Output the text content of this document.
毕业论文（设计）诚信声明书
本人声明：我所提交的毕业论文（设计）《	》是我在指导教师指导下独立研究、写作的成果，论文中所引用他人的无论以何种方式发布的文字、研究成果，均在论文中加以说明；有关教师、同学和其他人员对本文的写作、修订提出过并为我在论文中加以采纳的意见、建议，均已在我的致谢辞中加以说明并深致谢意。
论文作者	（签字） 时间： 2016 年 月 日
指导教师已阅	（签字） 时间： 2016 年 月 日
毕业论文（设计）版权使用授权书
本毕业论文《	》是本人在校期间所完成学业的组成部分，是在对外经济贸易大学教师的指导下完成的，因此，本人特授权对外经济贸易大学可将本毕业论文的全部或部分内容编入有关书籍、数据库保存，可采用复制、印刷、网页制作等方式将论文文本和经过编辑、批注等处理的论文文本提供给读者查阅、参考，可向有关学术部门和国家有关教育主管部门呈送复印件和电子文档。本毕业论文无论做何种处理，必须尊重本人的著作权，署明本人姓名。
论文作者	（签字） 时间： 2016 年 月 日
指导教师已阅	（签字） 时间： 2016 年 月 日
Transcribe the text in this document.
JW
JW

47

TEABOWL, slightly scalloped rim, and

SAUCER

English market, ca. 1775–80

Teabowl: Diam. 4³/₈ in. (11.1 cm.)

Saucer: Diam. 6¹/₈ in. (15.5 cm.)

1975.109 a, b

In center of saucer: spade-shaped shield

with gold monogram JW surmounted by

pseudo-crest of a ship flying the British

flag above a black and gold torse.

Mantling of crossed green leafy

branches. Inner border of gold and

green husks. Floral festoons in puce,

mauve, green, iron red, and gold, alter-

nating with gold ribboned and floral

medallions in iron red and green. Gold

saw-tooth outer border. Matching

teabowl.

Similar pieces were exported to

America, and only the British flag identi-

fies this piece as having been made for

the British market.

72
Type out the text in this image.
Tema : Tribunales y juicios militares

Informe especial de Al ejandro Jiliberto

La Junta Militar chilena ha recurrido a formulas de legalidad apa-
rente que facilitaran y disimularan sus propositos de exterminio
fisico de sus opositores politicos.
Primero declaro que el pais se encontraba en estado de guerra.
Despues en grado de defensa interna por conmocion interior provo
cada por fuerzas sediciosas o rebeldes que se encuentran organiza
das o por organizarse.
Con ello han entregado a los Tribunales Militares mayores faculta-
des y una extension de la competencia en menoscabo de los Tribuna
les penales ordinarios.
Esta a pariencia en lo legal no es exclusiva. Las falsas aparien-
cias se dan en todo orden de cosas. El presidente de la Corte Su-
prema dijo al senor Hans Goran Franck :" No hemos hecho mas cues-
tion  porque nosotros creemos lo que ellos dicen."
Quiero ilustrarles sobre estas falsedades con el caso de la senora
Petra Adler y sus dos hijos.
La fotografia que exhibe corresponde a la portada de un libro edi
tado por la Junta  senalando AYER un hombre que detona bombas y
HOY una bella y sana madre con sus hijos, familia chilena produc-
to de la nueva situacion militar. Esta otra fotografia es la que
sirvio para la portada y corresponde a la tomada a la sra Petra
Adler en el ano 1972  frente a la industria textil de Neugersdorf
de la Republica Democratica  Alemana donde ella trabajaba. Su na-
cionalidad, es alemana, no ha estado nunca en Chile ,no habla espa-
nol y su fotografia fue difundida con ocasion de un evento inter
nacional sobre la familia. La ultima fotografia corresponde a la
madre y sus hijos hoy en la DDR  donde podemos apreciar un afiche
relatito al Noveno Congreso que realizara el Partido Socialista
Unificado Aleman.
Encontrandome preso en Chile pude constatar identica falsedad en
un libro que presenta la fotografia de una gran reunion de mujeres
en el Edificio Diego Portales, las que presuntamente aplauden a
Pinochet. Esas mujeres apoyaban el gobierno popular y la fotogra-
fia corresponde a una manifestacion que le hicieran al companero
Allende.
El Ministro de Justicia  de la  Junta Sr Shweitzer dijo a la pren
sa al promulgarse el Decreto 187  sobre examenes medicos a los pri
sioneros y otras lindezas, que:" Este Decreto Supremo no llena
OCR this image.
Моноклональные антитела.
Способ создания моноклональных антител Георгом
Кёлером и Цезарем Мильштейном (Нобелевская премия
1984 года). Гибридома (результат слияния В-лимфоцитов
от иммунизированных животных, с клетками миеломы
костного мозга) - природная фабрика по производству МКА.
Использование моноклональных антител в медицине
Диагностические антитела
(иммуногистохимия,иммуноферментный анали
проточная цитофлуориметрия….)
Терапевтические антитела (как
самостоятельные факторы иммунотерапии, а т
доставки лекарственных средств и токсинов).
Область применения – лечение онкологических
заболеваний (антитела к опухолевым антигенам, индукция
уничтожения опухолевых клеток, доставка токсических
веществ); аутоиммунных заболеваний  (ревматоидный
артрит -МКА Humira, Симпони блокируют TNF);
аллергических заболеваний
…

Aim of the task -
Take every line containing the word "British" and copy it.

Output below -
pseudo-crest of a ship flying the British
America, and only the British flag identi-
the British market.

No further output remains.